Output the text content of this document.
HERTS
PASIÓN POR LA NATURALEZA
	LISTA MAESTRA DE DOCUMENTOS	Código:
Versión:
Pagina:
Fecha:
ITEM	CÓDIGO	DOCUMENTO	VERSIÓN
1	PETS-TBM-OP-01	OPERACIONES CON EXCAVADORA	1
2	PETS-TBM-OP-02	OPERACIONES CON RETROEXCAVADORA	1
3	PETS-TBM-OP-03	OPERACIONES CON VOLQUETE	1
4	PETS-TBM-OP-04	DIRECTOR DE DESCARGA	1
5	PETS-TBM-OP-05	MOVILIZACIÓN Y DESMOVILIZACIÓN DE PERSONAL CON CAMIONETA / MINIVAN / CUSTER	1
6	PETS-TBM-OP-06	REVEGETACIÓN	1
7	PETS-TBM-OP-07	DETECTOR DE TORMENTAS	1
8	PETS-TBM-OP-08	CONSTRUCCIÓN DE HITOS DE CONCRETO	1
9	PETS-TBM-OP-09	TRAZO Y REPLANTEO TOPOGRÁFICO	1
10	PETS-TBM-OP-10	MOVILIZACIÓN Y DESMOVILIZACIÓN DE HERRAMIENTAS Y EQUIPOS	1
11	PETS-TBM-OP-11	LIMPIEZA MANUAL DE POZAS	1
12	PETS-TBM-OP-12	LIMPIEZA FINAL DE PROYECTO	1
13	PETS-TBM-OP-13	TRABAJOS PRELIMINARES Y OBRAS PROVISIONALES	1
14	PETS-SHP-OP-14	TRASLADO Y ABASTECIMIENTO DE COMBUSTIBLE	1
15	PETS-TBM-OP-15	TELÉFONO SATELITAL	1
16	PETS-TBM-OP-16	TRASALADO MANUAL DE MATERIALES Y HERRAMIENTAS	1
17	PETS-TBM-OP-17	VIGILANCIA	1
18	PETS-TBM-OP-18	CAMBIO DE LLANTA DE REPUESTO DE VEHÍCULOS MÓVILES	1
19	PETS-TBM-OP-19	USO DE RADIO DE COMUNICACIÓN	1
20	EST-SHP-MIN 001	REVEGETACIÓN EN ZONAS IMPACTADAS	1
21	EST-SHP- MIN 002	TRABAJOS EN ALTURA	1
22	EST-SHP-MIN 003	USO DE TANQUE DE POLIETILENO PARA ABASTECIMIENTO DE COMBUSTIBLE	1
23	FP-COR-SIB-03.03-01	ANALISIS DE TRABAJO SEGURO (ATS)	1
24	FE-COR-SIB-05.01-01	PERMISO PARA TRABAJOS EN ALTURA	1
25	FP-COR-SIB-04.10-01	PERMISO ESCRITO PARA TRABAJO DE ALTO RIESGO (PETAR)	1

+++

The entries above must be returned in full, exactly as shown.

- [Answer to this exercise]:
Output the text content of this document.
HERTS
PASIÓN POR LA NATURALEZA
	LISTA MAESTRA DE DOCUMENTOS	Código:
Versión:
Pagina:
Fecha:
ITEM	CÓDIGO	DOCUMENTO	VERSIÓN
1	PETS-TBM-OP-01	OPERACIONES CON EXCAVADORA	1
2	PETS-TBM-OP-02	OPERACIONES CON RETROEXCAVADORA	1
3	PETS-TBM-OP-03	OPERACIONES CON VOLQUETE	1
4	PETS-TBM-OP-04	DIRECTOR DE DESCARGA	1
5	PETS-TBM-OP-05	MOVILIZACIÓN Y DESMOVILIZACIÓN DE PERSONAL CON CAMIONETA / MINIVAN / CUSTER	1
6	PETS-TBM-OP-06	REVEGETACIÓN	1
7	PETS-TBM-OP-07	DETECTOR DE TORMENTAS	1
8	PETS-TBM-OP-08	CONSTRUCCIÓN DE HITOS DE CONCRETO	1
9	PETS-TBM-OP-09	TRAZO Y REPLANTEO TOPOGRÁFICO	1
10	PETS-TBM-OP-10	MOVILIZACIÓN Y DESMOVILIZACIÓN DE HERRAMIENTAS Y EQUIPOS	1
11	PETS-TBM-OP-11	LIMPIEZA MANUAL DE POZAS	1
12	PETS-TBM-OP-12	LIMPIEZA FINAL DE PROYECTO	1
13	PETS-TBM-OP-13	TRABAJOS PRELIMINARES Y OBRAS PROVISIONALES	1
14	PETS-SHP-OP-14	TRASLADO Y ABASTECIMIENTO DE COMBUSTIBLE	1
15	PETS-TBM-OP-15	TELÉFONO SATELITAL	1
16	PETS-TBM-OP-16	TRASALADO MANUAL DE MATERIALES Y HERRAMIENTAS	1
17	PETS-TBM-OP-17	VIGILANCIA	1
18	PETS-TBM-OP-18	CAMBIO DE LLANTA DE REPUESTO DE VEHÍCULOS MÓVILES	1
19	PETS-TBM-OP-19	USO DE RADIO DE COMUNICACIÓN	1
20	EST-SHP-MIN 001	REVEGETACIÓN EN ZONAS IMPACTADAS	1
21	EST-SHP- MIN 002	TRABAJOS EN ALTURA	1
22	EST-SHP-MIN 003	USO DE TANQUE DE POLIETILENO PARA ABASTECIMIENTO DE COMBUSTIBLE	1
23	FP-COR-SIB-03.03-01	ANALISIS DE TRABAJO SEGURO (ATS)	1
24	FE-COR-SIB-05.01-01	PERMISO PARA TRABAJOS EN ALTURA	1
25	FP-COR-SIB-04.10-01	PERMISO ESCRITO PARA TRABAJO DE ALTO RIESGO (PETAR)	1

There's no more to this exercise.